AIM OF THE EXERCISE => Write out the full set of records exactly. Any pictures in them do not belong in the copy.

RECORDED DATA =>
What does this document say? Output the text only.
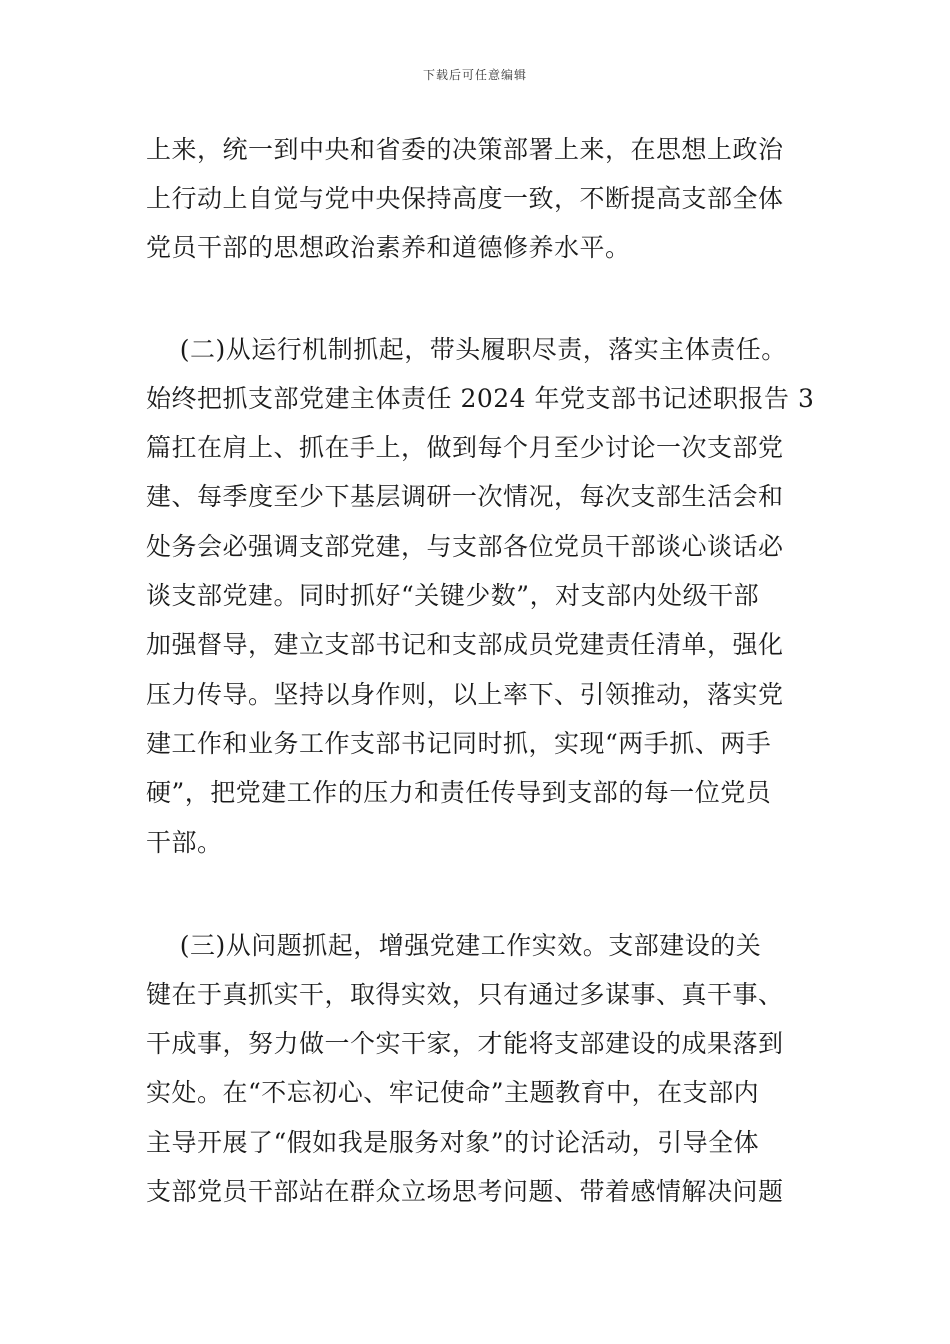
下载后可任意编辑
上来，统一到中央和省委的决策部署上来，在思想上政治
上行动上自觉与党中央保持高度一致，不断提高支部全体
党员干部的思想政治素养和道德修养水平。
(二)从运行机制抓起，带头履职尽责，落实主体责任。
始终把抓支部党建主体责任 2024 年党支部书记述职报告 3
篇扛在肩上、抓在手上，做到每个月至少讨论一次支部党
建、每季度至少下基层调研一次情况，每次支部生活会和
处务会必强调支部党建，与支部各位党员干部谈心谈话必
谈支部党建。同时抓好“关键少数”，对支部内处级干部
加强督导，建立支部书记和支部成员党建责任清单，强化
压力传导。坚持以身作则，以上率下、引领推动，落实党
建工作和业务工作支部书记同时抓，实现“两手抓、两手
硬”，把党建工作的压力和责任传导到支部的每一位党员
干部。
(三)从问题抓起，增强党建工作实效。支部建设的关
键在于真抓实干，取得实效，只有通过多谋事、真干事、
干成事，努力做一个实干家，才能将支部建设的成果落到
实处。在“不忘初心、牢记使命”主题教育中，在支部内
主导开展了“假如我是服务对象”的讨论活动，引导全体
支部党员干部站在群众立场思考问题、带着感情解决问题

SOLUTION =>
What does this document say? Output the text only.
下载后可任意编辑
上来，统一到中央和省委的决策部署上来，在思想上政治
上行动上自觉与党中央保持高度一致，不断提高支部全体
党员干部的思想政治素养和道德修养水平。
(二)从运行机制抓起，带头履职尽责，落实主体责任。
始终把抓支部党建主体责任 2024 年党支部书记述职报告 3
篇扛在肩上、抓在手上，做到每个月至少讨论一次支部党
建、每季度至少下基层调研一次情况，每次支部生活会和
处务会必强调支部党建，与支部各位党员干部谈心谈话必
谈支部党建。同时抓好“关键少数”，对支部内处级干部
加强督导，建立支部书记和支部成员党建责任清单，强化
压力传导。坚持以身作则，以上率下、引领推动，落实党
建工作和业务工作支部书记同时抓，实现“两手抓、两手
硬”，把党建工作的压力和责任传导到支部的每一位党员
干部。
(三)从问题抓起，增强党建工作实效。支部建设的关
键在于真抓实干，取得实效，只有通过多谋事、真干事、
干成事，努力做一个实干家，才能将支部建设的成果落到
实处。在“不忘初心、牢记使命”主题教育中，在支部内
主导开展了“假如我是服务对象”的讨论活动，引导全体
支部党员干部站在群众立场思考问题、带着感情解决问题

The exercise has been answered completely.